══ Information provided ══

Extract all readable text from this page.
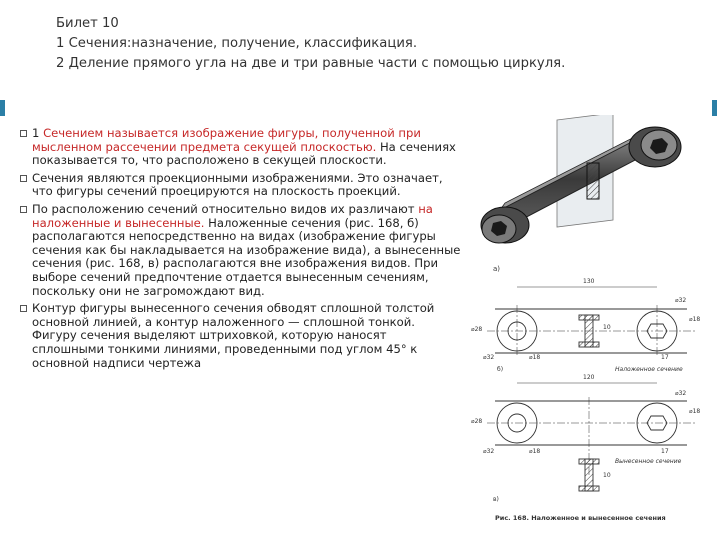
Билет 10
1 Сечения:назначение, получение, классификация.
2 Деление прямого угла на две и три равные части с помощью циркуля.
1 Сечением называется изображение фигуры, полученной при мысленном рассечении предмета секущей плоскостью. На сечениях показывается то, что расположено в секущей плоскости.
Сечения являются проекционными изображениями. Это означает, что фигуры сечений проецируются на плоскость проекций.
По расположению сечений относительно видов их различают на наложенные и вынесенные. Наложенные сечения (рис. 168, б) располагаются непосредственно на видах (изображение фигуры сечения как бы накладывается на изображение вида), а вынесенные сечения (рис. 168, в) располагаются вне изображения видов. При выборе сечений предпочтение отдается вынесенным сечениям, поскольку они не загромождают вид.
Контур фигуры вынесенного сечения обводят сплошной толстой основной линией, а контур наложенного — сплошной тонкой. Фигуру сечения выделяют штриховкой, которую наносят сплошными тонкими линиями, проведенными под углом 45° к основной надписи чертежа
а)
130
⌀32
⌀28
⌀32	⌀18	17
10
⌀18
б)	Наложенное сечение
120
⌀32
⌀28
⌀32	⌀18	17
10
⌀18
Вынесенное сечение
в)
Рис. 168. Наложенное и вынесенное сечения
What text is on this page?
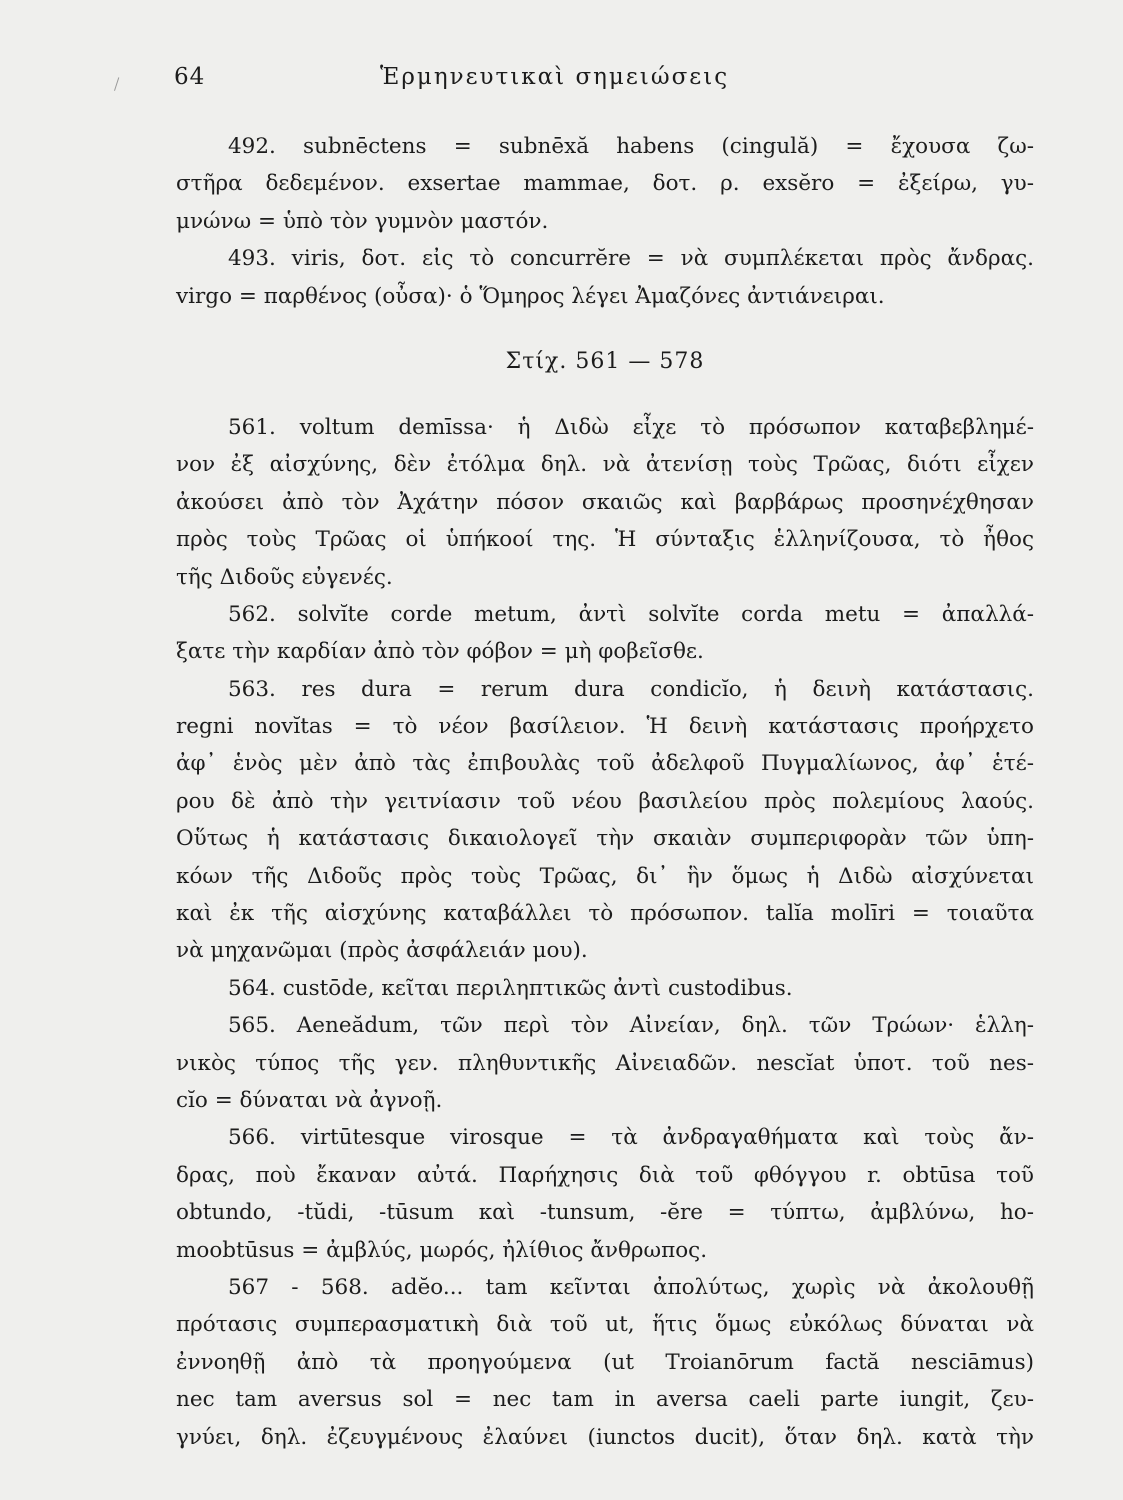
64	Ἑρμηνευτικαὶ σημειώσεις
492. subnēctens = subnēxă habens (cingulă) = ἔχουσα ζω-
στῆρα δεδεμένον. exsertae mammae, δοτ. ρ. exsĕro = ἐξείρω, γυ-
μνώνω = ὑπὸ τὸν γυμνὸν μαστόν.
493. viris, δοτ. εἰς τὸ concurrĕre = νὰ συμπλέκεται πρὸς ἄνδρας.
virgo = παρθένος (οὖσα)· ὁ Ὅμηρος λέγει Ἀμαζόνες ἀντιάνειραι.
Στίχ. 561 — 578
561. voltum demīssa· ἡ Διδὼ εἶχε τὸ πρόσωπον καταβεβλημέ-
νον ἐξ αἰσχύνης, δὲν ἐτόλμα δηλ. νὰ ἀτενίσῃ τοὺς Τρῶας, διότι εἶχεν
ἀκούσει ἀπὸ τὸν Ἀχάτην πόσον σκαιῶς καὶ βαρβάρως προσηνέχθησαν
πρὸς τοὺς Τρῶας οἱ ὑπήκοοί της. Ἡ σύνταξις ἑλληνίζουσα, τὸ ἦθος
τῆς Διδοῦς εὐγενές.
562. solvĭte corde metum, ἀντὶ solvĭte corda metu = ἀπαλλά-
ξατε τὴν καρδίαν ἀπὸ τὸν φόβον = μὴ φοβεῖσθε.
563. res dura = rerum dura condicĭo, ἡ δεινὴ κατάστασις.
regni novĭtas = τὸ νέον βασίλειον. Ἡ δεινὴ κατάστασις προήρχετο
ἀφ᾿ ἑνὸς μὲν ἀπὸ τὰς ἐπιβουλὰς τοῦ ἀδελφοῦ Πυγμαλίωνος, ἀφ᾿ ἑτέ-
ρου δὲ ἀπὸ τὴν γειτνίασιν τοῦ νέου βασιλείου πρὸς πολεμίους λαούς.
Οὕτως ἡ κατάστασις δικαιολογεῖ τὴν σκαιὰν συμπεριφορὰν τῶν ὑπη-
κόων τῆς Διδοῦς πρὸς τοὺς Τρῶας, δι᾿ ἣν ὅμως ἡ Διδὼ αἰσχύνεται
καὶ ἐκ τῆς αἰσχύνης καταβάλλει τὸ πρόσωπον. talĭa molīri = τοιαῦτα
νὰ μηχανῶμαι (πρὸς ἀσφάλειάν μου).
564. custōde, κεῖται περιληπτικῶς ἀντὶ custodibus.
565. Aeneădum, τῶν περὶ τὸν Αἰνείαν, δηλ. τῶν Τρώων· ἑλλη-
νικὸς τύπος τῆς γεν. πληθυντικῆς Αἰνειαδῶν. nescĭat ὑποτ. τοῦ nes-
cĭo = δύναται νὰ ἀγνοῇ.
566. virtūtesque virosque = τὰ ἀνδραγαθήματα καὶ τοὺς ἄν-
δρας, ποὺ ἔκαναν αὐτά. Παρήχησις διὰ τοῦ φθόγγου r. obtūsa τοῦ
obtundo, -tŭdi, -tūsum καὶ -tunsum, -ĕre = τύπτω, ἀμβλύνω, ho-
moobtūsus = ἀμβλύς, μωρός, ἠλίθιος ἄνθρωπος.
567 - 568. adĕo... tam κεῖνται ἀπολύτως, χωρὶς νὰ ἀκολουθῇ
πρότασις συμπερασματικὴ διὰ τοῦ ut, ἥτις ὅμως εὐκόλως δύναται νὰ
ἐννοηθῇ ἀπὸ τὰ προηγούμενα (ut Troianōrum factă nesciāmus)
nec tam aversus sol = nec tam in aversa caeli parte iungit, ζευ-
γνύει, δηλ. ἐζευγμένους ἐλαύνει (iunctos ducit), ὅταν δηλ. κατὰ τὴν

═══
══ Information provided ══

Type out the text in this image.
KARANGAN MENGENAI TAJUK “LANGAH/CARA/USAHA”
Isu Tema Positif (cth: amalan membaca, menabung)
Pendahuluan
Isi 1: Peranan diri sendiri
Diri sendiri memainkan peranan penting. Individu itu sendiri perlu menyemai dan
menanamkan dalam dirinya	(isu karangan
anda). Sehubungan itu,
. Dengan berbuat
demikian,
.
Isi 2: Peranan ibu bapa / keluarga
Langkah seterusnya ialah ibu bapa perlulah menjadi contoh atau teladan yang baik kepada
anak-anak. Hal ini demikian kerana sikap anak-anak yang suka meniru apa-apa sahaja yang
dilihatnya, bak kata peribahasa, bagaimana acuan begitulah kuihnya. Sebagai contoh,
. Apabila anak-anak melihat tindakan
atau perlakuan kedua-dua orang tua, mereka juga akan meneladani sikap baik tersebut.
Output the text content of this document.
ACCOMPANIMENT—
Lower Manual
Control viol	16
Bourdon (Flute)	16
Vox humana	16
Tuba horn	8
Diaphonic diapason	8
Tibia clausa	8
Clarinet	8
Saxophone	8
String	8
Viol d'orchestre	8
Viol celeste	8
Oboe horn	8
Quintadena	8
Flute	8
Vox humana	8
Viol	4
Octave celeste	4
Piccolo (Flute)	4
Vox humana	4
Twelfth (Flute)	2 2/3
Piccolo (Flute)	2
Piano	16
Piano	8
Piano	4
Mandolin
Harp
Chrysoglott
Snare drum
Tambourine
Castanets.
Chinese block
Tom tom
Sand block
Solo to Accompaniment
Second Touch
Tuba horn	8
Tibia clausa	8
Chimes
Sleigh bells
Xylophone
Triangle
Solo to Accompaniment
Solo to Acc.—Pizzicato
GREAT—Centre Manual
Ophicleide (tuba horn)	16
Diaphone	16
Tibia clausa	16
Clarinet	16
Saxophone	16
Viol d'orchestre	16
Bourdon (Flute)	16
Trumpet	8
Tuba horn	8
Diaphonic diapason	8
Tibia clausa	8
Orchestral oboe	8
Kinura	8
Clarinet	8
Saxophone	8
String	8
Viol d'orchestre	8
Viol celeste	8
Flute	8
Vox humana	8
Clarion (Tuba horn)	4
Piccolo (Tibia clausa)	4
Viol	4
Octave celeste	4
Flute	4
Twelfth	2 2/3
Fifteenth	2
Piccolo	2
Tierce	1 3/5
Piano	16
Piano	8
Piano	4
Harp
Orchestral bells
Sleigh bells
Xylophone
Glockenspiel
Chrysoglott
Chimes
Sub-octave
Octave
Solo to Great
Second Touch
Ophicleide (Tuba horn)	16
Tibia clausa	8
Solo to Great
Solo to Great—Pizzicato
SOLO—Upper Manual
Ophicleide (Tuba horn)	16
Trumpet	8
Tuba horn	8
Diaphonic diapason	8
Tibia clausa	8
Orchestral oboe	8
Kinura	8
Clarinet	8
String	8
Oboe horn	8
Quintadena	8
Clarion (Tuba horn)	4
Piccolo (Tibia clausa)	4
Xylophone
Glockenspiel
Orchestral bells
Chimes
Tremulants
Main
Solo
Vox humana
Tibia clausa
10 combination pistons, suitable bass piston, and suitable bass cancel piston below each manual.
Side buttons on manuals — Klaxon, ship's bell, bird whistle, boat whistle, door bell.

═══

▶ _The task_:
Write out every line of the preceding listing that contains "πρόσωπον".

▶ _Result for this task_:
561. voltum demīssa· ἡ Διδὼ εἶχε τὸ πρόσωπον καταβεβλημέ-
καὶ ἐκ τῆς αἰσχύνης καταβάλλει τὸ πρόσωπον. talĭa molīri = τοιαῦτα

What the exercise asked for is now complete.